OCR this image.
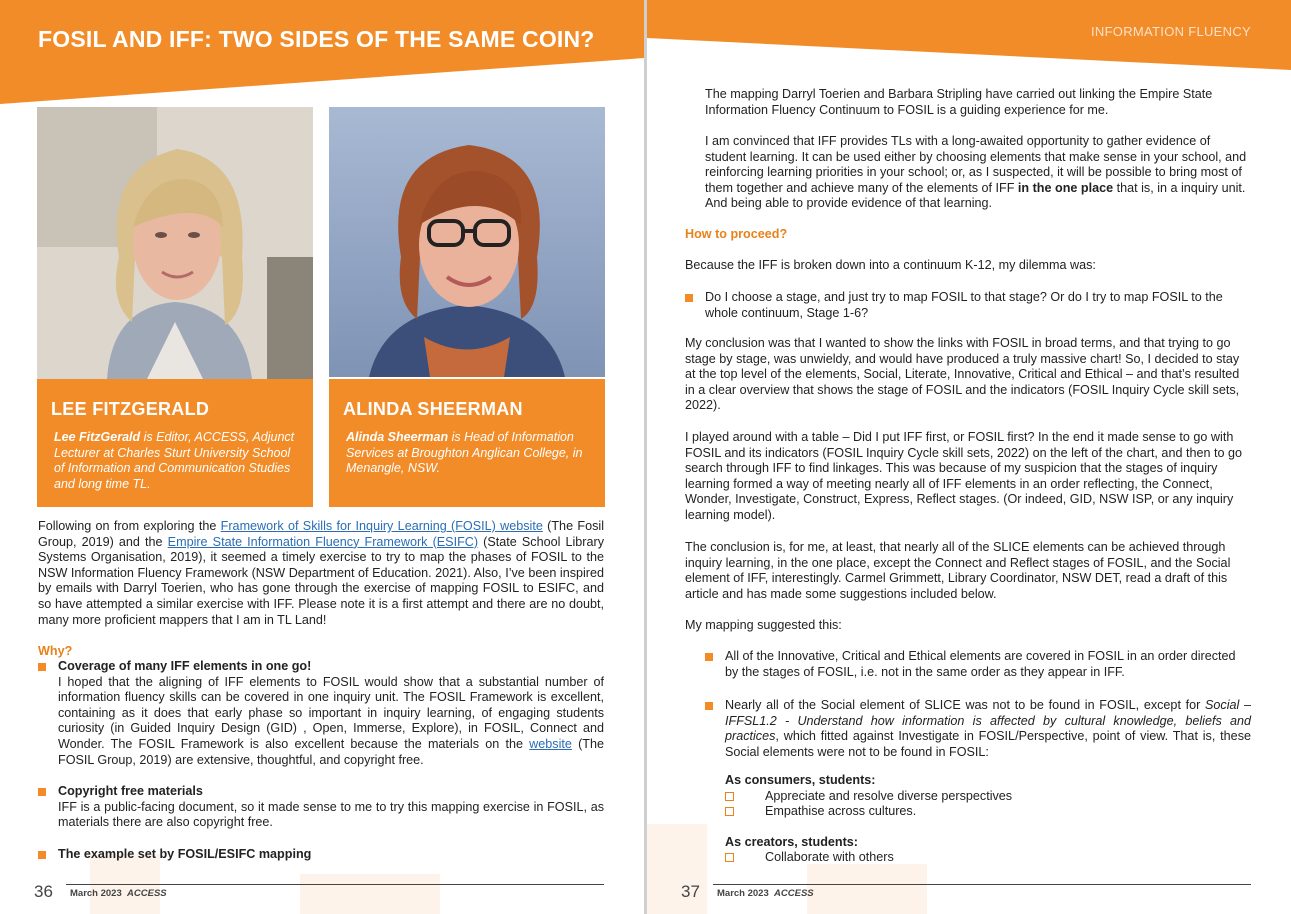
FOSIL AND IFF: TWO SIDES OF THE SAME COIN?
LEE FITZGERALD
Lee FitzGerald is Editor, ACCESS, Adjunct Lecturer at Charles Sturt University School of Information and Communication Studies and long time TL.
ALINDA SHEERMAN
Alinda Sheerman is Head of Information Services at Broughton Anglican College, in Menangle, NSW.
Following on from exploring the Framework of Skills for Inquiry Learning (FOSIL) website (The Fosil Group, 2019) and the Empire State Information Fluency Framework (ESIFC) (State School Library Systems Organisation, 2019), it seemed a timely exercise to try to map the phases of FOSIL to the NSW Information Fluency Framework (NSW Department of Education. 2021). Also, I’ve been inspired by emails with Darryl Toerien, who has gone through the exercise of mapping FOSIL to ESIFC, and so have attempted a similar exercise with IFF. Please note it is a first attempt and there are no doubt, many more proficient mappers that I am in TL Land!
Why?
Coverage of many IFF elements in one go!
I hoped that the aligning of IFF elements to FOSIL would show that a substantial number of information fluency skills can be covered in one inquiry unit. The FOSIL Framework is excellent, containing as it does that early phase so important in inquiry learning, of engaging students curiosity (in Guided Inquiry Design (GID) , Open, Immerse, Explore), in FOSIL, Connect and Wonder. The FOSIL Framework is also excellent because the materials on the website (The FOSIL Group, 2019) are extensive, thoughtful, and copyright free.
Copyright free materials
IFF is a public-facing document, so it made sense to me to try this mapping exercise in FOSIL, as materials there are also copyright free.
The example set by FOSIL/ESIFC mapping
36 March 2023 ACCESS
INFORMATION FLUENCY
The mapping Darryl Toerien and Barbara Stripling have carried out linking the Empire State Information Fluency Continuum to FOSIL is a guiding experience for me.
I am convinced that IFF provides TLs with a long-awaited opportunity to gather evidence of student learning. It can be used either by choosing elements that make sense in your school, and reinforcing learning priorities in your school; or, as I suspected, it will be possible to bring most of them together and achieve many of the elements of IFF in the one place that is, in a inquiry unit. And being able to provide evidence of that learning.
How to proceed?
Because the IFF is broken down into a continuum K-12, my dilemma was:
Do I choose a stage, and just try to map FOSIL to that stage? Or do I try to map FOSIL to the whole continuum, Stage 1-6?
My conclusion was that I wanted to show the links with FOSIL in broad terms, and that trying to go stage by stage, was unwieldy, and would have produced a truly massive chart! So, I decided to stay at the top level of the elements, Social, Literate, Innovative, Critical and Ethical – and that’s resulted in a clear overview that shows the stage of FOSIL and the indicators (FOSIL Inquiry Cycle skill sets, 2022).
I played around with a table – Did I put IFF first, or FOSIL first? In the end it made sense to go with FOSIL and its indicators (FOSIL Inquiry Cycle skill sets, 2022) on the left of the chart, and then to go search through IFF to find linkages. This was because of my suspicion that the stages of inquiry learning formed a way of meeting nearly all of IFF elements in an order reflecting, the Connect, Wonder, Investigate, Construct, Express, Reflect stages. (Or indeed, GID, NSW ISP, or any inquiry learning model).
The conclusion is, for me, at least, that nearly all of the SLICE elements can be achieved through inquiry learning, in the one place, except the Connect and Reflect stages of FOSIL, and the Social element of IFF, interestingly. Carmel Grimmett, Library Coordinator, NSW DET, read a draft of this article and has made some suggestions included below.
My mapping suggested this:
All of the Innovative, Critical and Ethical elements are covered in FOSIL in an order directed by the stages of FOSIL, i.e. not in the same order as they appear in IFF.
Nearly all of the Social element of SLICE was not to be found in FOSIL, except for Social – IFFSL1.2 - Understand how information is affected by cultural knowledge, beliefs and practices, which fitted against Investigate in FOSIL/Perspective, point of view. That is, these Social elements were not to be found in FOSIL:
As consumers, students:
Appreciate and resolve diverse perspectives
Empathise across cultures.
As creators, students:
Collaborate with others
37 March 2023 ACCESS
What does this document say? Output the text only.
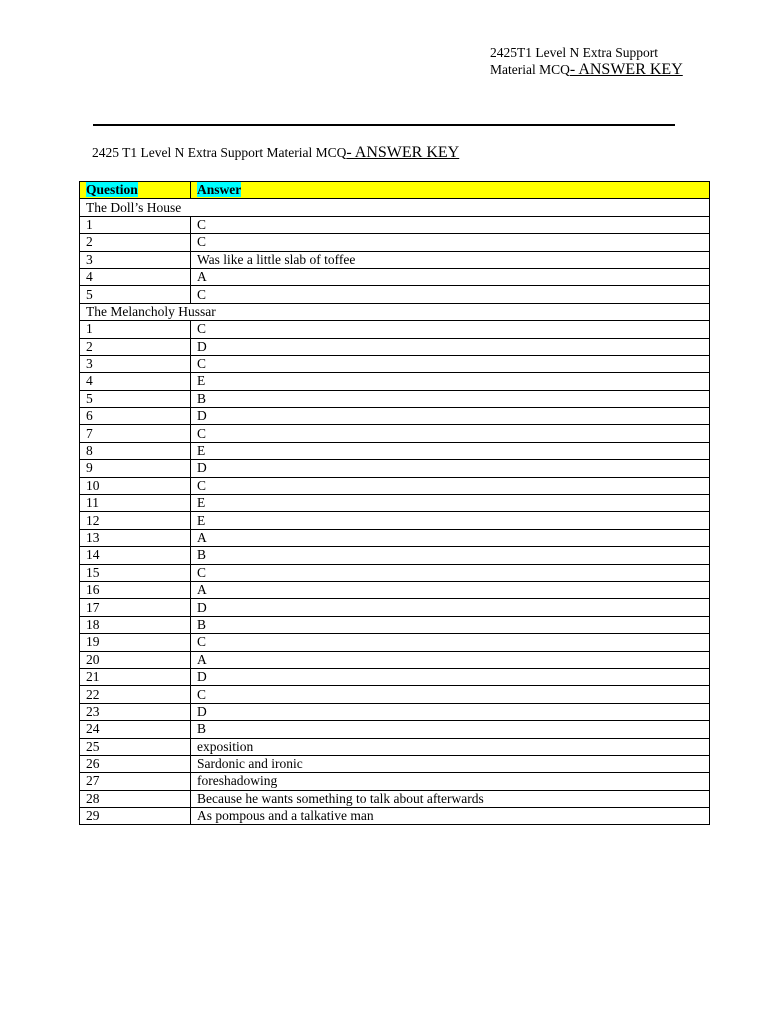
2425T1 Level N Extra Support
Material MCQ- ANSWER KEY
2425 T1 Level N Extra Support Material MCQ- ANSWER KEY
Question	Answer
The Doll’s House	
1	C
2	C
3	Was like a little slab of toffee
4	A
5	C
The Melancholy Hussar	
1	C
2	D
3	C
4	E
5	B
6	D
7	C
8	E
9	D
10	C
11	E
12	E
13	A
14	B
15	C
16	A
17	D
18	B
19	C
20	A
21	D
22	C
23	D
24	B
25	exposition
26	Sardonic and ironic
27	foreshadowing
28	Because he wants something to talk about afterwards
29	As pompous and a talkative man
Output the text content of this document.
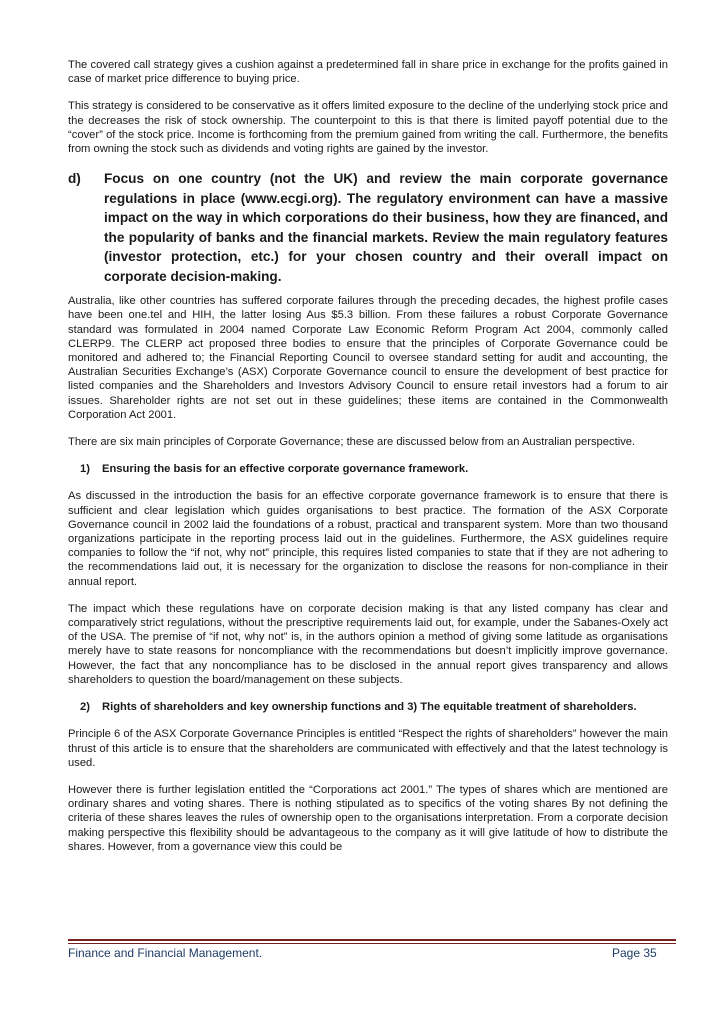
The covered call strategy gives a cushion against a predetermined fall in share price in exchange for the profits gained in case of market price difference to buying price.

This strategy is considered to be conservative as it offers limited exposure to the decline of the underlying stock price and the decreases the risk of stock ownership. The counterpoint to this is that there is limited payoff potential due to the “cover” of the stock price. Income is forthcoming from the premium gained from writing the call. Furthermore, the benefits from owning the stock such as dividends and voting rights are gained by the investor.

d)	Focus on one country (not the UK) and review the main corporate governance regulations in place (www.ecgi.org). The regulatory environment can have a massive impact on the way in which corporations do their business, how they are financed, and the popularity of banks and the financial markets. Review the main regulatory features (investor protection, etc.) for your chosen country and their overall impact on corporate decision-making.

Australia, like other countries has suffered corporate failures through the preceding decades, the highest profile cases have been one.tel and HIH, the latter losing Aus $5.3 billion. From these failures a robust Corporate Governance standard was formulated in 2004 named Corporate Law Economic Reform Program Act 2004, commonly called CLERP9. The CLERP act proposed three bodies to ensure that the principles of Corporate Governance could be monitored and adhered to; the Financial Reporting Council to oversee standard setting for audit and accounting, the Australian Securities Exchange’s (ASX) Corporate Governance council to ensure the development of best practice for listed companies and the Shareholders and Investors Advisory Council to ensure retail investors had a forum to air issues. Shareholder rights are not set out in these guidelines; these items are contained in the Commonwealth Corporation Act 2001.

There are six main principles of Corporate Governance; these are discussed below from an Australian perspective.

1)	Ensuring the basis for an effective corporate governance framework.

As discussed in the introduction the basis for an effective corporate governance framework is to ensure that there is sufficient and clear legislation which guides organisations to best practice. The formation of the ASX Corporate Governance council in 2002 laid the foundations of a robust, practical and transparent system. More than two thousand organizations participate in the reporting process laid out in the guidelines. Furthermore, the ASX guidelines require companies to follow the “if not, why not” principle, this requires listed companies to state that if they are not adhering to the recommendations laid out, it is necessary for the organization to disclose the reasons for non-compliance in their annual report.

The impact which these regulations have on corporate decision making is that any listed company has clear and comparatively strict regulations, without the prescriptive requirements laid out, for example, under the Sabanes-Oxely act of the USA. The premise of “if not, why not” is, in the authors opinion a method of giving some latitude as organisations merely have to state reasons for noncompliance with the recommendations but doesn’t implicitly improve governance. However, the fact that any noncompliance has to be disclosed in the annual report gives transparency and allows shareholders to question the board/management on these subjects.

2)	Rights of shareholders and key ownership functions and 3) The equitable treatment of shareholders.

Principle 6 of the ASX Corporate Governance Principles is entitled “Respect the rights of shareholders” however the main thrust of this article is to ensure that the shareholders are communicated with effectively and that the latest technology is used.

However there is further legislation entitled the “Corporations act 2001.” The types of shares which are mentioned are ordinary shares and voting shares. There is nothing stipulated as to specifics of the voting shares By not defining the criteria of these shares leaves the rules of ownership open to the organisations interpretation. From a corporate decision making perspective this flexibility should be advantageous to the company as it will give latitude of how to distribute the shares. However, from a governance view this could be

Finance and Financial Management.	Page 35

Task directions: Retype the data above exactly; pictures are not part of the copy.

Answer:
OCR this image.
FOSIL AND IFF: TWO SIDES OF THE SAME COIN?
LEE FITZGERALD
Lee FitzGerald is Editor, ACCESS, Adjunct Lecturer at Charles Sturt University School of Information and Communication Studies and long time TL.
ALINDA SHEERMAN
Alinda Sheerman is Head of Information Services at Broughton Anglican College, in Menangle, NSW.
Following on from exploring the Framework of Skills for Inquiry Learning (FOSIL) website (The Fosil Group, 2019) and the Empire State Information Fluency Framework (ESIFC) (State School Library Systems Organisation, 2019), it seemed a timely exercise to try to map the phases of FOSIL to the NSW Information Fluency Framework (NSW Department of Education. 2021). Also, I’ve been inspired by emails with Darryl Toerien, who has gone through the exercise of mapping FOSIL to ESIFC, and so have attempted a similar exercise with IFF. Please note it is a first attempt and there are no doubt, many more proficient mappers that I am in TL Land!
Why?
Coverage of many IFF elements in one go!
I hoped that the aligning of IFF elements to FOSIL would show that a substantial number of information fluency skills can be covered in one inquiry unit. The FOSIL Framework is excellent, containing as it does that early phase so important in inquiry learning, of engaging students curiosity (in Guided Inquiry Design (GID) , Open, Immerse, Explore), in FOSIL, Connect and Wonder. The FOSIL Framework is also excellent because the materials on the website (The FOSIL Group, 2019) are extensive, thoughtful, and copyright free.
Copyright free materials
IFF is a public-facing document, so it made sense to me to try this mapping exercise in FOSIL, as materials there are also copyright free.
The example set by FOSIL/ESIFC mapping
36 March 2023 ACCESS
INFORMATION FLUENCY
The mapping Darryl Toerien and Barbara Stripling have carried out linking the Empire State Information Fluency Continuum to FOSIL is a guiding experience for me.
I am convinced that IFF provides TLs with a long-awaited opportunity to gather evidence of student learning. It can be used either by choosing elements that make sense in your school, and reinforcing learning priorities in your school; or, as I suspected, it will be possible to bring most of them together and achieve many of the elements of IFF in the one place that is, in a inquiry unit. And being able to provide evidence of that learning.
How to proceed?
Because the IFF is broken down into a continuum K-12, my dilemma was:
Do I choose a stage, and just try to map FOSIL to that stage? Or do I try to map FOSIL to the whole continuum, Stage 1-6?
My conclusion was that I wanted to show the links with FOSIL in broad terms, and that trying to go stage by stage, was unwieldy, and would have produced a truly massive chart! So, I decided to stay at the top level of the elements, Social, Literate, Innovative, Critical and Ethical – and that’s resulted in a clear overview that shows the stage of FOSIL and the indicators (FOSIL Inquiry Cycle skill sets, 2022).
I played around with a table – Did I put IFF first, or FOSIL first? In the end it made sense to go with FOSIL and its indicators (FOSIL Inquiry Cycle skill sets, 2022) on the left of the chart, and then to go search through IFF to find linkages. This was because of my suspicion that the stages of inquiry learning formed a way of meeting nearly all of IFF elements in an order reflecting, the Connect, Wonder, Investigate, Construct, Express, Reflect stages. (Or indeed, GID, NSW ISP, or any inquiry learning model).
The conclusion is, for me, at least, that nearly all of the SLICE elements can be achieved through inquiry learning, in the one place, except the Connect and Reflect stages of FOSIL, and the Social element of IFF, interestingly. Carmel Grimmett, Library Coordinator, NSW DET, read a draft of this article and has made some suggestions included below.
My mapping suggested this:
All of the Innovative, Critical and Ethical elements are covered in FOSIL in an order directed by the stages of FOSIL, i.e. not in the same order as they appear in IFF.
Nearly all of the Social element of SLICE was not to be found in FOSIL, except for Social – IFFSL1.2 - Understand how information is affected by cultural knowledge, beliefs and practices, which fitted against Investigate in FOSIL/Perspective, point of view. That is, these Social elements were not to be found in FOSIL:
As consumers, students:
Appreciate and resolve diverse perspectives
Empathise across cultures.
As creators, students:
Collaborate with others
37 March 2023 ACCESS
What does this document say? Output the text only.
2425T1 Level N Extra Support
Material MCQ- ANSWER KEY
2425 T1 Level N Extra Support Material MCQ- ANSWER KEY
Question	Answer
The Doll’s House	
1	C
2	C
3	Was like a little slab of toffee
4	A
5	C
The Melancholy Hussar	
1	C
2	D
3	C
4	E
5	B
6	D
7	C
8	E
9	D
10	C
11	E
12	E
13	A
14	B
15	C
16	A
17	D
18	B
19	C
20	A
21	D
22	C
23	D
24	B
25	exposition
26	Sardonic and ironic
27	foreshadowing
28	Because he wants something to talk about afterwards
29	As pompous and a talkative man
Output the text content of this document.
The covered call strategy gives a cushion against a predetermined fall in share price in exchange for the profits gained in case of market price difference to buying price.

This strategy is considered to be conservative as it offers limited exposure to the decline of the underlying stock price and the decreases the risk of stock ownership. The counterpoint to this is that there is limited payoff potential due to the “cover” of the stock price. Income is forthcoming from the premium gained from writing the call. Furthermore, the benefits from owning the stock such as dividends and voting rights are gained by the investor.

d)	Focus on one country (not the UK) and review the main corporate governance regulations in place (www.ecgi.org). The regulatory environment can have a massive impact on the way in which corporations do their business, how they are financed, and the popularity of banks and the financial markets. Review the main regulatory features (investor protection, etc.) for your chosen country and their overall impact on corporate decision-making.

Australia, like other countries has suffered corporate failures through the preceding decades, the highest profile cases have been one.tel and HIH, the latter losing Aus $5.3 billion. From these failures a robust Corporate Governance standard was formulated in 2004 named Corporate Law Economic Reform Program Act 2004, commonly called CLERP9. The CLERP act proposed three bodies to ensure that the principles of Corporate Governance could be monitored and adhered to; the Financial Reporting Council to oversee standard setting for audit and accounting, the Australian Securities Exchange’s (ASX) Corporate Governance council to ensure the development of best practice for listed companies and the Shareholders and Investors Advisory Council to ensure retail investors had a forum to air issues. Shareholder rights are not set out in these guidelines; these items are contained in the Commonwealth Corporation Act 2001.

There are six main principles of Corporate Governance; these are discussed below from an Australian perspective.

1)	Ensuring the basis for an effective corporate governance framework.

As discussed in the introduction the basis for an effective corporate governance framework is to ensure that there is sufficient and clear legislation which guides organisations to best practice. The formation of the ASX Corporate Governance council in 2002 laid the foundations of a robust, practical and transparent system. More than two thousand organizations participate in the reporting process laid out in the guidelines. Furthermore, the ASX guidelines require companies to follow the “if not, why not” principle, this requires listed companies to state that if they are not adhering to the recommendations laid out, it is necessary for the organization to disclose the reasons for non-compliance in their annual report.

The impact which these regulations have on corporate decision making is that any listed company has clear and comparatively strict regulations, without the prescriptive requirements laid out, for example, under the Sabanes-Oxely act of the USA. The premise of “if not, why not” is, in the authors opinion a method of giving some latitude as organisations merely have to state reasons for noncompliance with the recommendations but doesn’t implicitly improve governance. However, the fact that any noncompliance has to be disclosed in the annual report gives transparency and allows shareholders to question the board/management on these subjects.

2)	Rights of shareholders and key ownership functions and 3) The equitable treatment of shareholders.

Principle 6 of the ASX Corporate Governance Principles is entitled “Respect the rights of shareholders” however the main thrust of this article is to ensure that the shareholders are communicated with effectively and that the latest technology is used.

However there is further legislation entitled the “Corporations act 2001.” The types of shares which are mentioned are ordinary shares and voting shares. There is nothing stipulated as to specifics of the voting shares By not defining the criteria of these shares leaves the rules of ownership open to the organisations interpretation. From a corporate decision making perspective this flexibility should be advantageous to the company as it will give latitude of how to distribute the shares. However, from a governance view this could be

Finance and Financial Management.	Page 35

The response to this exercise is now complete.